Your instructions: Copy out all lines that carry the word "kell".

BEGIN Record excerpts

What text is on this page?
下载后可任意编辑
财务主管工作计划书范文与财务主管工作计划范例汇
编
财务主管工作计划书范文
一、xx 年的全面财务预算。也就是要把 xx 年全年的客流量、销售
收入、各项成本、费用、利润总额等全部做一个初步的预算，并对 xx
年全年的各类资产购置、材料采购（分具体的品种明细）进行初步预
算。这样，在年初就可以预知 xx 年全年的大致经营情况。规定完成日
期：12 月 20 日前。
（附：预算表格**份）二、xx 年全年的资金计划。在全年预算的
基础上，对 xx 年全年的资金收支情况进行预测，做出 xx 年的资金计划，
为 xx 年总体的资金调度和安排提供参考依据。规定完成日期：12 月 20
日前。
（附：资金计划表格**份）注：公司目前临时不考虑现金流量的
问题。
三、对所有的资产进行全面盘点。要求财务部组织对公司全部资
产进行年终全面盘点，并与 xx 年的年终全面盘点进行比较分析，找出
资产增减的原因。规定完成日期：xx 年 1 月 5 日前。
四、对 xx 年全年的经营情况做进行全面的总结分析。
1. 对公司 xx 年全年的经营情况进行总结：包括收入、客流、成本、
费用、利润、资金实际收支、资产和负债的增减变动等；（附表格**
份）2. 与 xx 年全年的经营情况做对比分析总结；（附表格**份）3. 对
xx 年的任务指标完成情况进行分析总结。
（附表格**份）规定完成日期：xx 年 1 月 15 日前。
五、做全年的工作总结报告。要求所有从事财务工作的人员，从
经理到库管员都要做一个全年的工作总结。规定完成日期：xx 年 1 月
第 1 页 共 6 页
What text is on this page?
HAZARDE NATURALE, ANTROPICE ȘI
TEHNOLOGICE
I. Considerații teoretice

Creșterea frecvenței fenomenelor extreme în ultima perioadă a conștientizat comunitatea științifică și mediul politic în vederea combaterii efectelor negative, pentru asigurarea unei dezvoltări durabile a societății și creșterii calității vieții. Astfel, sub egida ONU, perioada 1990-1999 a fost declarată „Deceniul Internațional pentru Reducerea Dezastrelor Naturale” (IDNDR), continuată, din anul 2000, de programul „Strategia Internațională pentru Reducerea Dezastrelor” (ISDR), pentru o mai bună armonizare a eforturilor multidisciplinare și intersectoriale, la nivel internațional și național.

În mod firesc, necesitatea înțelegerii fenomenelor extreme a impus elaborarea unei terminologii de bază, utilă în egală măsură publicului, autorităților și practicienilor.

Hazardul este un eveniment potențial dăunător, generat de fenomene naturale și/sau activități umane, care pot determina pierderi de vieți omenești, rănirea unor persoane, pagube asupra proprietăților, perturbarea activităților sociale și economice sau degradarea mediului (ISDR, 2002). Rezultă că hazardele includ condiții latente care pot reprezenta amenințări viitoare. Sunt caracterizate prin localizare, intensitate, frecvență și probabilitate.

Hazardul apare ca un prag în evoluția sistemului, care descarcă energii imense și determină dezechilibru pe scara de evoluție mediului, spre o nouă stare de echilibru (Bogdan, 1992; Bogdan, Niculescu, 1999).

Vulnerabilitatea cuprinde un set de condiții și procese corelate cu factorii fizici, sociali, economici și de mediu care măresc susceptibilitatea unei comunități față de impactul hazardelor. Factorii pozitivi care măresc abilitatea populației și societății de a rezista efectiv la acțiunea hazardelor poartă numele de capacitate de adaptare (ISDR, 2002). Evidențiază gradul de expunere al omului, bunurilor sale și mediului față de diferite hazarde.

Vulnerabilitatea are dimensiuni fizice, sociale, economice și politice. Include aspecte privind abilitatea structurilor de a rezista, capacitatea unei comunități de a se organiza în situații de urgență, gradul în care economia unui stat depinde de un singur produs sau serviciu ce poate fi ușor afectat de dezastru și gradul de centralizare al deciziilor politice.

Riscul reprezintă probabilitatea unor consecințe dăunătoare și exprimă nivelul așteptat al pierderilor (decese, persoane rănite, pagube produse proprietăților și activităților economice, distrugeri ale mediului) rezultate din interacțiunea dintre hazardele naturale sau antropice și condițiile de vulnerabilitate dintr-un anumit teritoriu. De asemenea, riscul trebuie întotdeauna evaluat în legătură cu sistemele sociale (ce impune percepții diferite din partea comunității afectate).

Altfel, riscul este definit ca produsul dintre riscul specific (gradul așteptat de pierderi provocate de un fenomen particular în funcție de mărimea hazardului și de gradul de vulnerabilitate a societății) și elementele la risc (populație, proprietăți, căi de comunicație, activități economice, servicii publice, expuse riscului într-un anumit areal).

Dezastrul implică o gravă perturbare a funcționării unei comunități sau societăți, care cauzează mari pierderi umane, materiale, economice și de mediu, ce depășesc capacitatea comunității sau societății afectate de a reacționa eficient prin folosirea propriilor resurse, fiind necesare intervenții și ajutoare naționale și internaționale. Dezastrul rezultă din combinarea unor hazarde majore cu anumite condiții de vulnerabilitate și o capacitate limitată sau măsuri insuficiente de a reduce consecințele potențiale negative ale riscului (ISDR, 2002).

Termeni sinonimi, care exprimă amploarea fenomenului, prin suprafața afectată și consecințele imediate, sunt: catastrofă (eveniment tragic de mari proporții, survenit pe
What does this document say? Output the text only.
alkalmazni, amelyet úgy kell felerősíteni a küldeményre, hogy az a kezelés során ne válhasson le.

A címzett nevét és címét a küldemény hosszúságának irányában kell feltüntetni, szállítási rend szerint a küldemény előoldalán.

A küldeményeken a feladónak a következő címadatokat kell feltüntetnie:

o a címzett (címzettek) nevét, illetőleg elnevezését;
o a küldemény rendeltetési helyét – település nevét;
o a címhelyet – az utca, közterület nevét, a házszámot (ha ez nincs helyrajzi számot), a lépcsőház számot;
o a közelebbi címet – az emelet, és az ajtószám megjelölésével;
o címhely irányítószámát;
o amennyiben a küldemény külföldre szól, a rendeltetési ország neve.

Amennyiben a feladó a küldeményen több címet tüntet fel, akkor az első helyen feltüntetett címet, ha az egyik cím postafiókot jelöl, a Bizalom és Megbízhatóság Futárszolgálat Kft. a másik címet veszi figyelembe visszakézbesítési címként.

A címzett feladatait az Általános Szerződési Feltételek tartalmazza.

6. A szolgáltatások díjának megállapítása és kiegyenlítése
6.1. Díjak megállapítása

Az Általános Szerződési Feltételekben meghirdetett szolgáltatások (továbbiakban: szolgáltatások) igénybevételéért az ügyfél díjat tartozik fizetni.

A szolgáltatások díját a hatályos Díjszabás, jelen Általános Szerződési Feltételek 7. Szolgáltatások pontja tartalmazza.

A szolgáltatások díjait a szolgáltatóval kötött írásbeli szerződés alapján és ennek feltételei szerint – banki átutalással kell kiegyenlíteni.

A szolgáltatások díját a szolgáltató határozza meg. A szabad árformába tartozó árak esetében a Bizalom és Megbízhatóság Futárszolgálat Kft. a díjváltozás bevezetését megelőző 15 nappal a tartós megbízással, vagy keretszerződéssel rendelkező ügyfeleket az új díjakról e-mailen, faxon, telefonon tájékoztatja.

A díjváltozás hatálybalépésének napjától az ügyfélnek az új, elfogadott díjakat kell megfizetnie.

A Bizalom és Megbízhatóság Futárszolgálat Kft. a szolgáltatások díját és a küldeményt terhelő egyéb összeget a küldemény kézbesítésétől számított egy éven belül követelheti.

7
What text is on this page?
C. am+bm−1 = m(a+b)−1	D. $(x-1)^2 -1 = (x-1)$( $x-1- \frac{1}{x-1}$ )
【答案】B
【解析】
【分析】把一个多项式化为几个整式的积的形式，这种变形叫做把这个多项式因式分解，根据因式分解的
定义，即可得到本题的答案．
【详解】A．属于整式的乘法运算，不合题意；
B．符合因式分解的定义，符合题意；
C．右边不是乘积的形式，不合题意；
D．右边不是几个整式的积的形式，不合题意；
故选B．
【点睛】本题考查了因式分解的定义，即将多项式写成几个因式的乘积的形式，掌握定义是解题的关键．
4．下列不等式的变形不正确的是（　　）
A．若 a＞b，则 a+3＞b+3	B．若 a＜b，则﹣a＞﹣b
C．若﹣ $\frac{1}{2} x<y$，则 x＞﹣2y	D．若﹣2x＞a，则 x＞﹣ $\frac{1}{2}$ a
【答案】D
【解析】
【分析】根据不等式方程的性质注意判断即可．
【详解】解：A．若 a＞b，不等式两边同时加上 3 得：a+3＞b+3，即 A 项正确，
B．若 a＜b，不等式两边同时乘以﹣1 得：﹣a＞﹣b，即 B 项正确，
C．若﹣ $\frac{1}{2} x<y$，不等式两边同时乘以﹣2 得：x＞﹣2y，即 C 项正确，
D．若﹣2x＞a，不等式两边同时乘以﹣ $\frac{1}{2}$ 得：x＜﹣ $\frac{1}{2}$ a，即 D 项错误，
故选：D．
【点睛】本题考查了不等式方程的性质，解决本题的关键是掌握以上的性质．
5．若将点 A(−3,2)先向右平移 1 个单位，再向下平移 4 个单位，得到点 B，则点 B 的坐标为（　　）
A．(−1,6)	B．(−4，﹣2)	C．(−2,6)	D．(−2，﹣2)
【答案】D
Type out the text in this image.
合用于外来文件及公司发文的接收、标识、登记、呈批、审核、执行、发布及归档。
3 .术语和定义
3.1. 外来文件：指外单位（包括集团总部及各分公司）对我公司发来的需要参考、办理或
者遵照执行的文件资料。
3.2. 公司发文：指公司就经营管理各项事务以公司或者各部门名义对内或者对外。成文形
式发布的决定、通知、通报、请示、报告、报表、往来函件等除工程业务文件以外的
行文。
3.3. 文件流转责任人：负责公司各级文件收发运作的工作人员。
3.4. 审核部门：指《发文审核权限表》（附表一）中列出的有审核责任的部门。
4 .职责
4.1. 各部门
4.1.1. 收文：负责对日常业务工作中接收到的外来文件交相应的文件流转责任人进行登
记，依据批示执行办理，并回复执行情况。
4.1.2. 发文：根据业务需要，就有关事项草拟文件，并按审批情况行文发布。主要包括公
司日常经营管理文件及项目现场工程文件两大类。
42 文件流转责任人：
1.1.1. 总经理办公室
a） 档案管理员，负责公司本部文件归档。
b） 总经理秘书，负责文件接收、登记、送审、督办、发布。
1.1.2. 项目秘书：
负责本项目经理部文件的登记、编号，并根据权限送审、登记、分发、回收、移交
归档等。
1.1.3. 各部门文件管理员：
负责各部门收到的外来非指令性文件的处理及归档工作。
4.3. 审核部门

END Record excerpts

Task output:
alkalmazni, amelyet úgy kell felerősíteni a küldeményre, hogy az a kezelés során ne válhasson le.
A címzett nevét és címét a küldemény hosszúságának irányában kell feltüntetni, szállítási rend szerint a küldemény előoldalán.
A küldeményeken a feladónak a következő címadatokat kell feltüntetnie:
A szolgáltatások díjait a szolgáltatóval kötött írásbeli szerződés alapján és ennek feltételei szerint – banki átutalással kell kiegyenlíteni.
A díjváltozás hatálybalépésének napjától az ügyfélnek az új, elfogadott díjakat kell megfizetnie.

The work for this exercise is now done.